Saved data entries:
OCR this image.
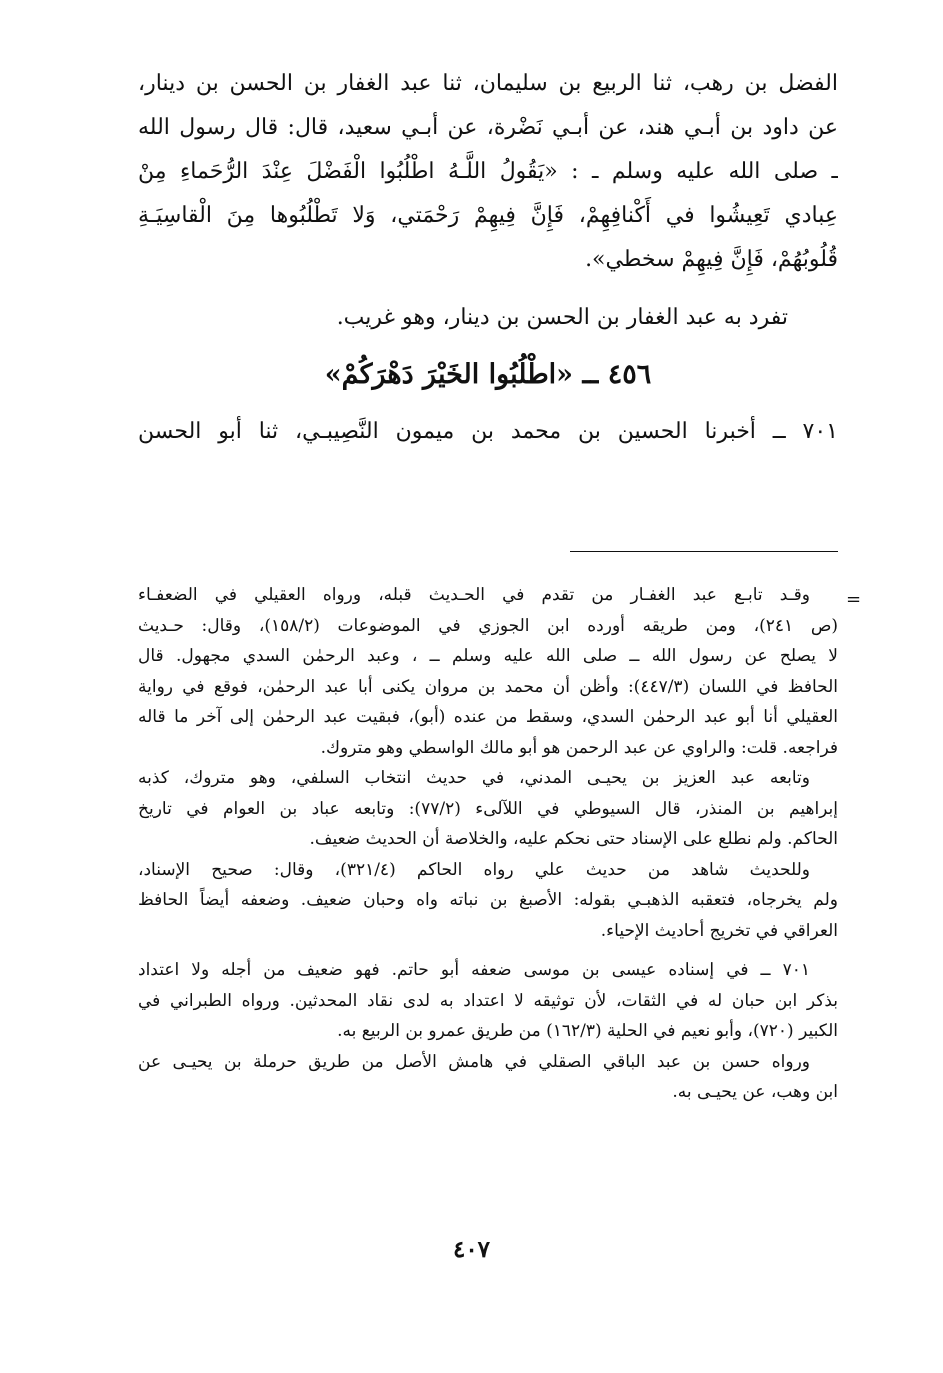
الفضل بن رهب، ثنا الربيع بن سليمان، ثنا عبد الغفار بن الحسن بن دينار،
عن داود بن أبـي هند، عن أبـي نَضْرة، عن أبـي سعيد، قال: قال رسول الله
ـ صلى الله عليه وسلم ـ : «يَقُولُ اللَّـهُ اطْلُبُوا الْفَضْلَ عِنْدَ الرُّحَماءِ مِنْ
عِبادي تَعِيشُوا في أَكْنافِهِمْ، فَإِنَّ فِيهِمْ رَحْمَتي، وَلا تَطْلُبُوها مِنَ الْقاسِيَـةِ
قُلُوبُهُمْ، فَإِنَّ فِيهِمْ سخطي».
تفرد به عبد الغفار بن الحسن بن دينار، وهو غريب.
٤٥٦ ــ «اطْلُبُوا الخَيْرَ دَهْرَكُمْ»
٧٠١ ــ أخبرنا الحسين بن محمد بن ميمون النَّصِيبـي، ثنا أبو الحسن
=
وقـد تابـع عبد الغفـار من تقدم في الحـديث قبله، ورواه العقيلي في الضعفـاء
(ص ٢٤١)، ومن طريقه أورده ابن الجوزي في الموضوعات (١٥٨/٢)، وقال: حـديث
لا يصلح عن رسول الله ــ صلى الله عليه وسلم ــ ، وعبد الرحمٰن السدي مجهول. قال
الحافظ في اللسان (٤٤٧/٣): وأظن أن محمد بن مروان يكنى أبا عبد الرحمٰن، فوقع في رواية
العقيلي أنا أبو عبد الرحمٰن السدي، وسقط من عنده (أبو)، فبقيت عبد الرحمٰن إلى آخر ما قاله
فراجعه. قلت: والراوي عن عبد الرحمن هو أبو مالك الواسطي وهو متروك.
وتابعه عبد العزيز بن يحيـى المدني، في حديث انتخاب السلفي، وهو متروك، كذبه
إبراهيم بن المنذر، قال السيوطي في اللآلىء (٧٧/٢): وتابعه عباد بن العوام في تاريخ
الحاكم. ولم نطلع على الإسناد حتى نحكم عليه، والخلاصة أن الحديث ضعيف.
وللحديث شاهد من حديث علي رواه الحاكم (٣٢١/٤)، وقال: صحيح الإسناد،
ولم يخرجاه، فتعقبه الذهبـي بقوله: الأصبغ بن نباته واه وحبان ضعيف. وضعفه أيضاً الحافظ
العراقي في تخريج أحاديث الإحياء.
٧٠١ ــ في إسناده عيسى بن موسى ضعفه أبو حاتم. فهو ضعيف من أجله ولا اعتداد
بذكر ابن حبان له في الثقات، لأن توثيقه لا اعتداد به لدى نقاد المحدثين. ورواه الطبراني في
الكبير (٧٢٠)، وأبو نعيم في الحلية (١٦٢/٣) من طريق عمرو بن الربيع به.
ورواه حسن بن عبد الباقي الصقلي في هامش الأصل من طريق حرملة بن يحيـى عن
ابن وهب، عن يحيـى به.
٤٠٧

Exercise aim – Scan the records above for the string "وسلم", then select every line that holds it.

Right answer –
ـ صلى الله عليه وسلم ـ : «يَقُولُ اللَّـهُ اطْلُبُوا الْفَضْلَ عِنْدَ الرُّحَماءِ مِنْ
لا يصلح عن رسول الله ــ صلى الله عليه وسلم ــ ، وعبد الرحمٰن السدي مجهول. قال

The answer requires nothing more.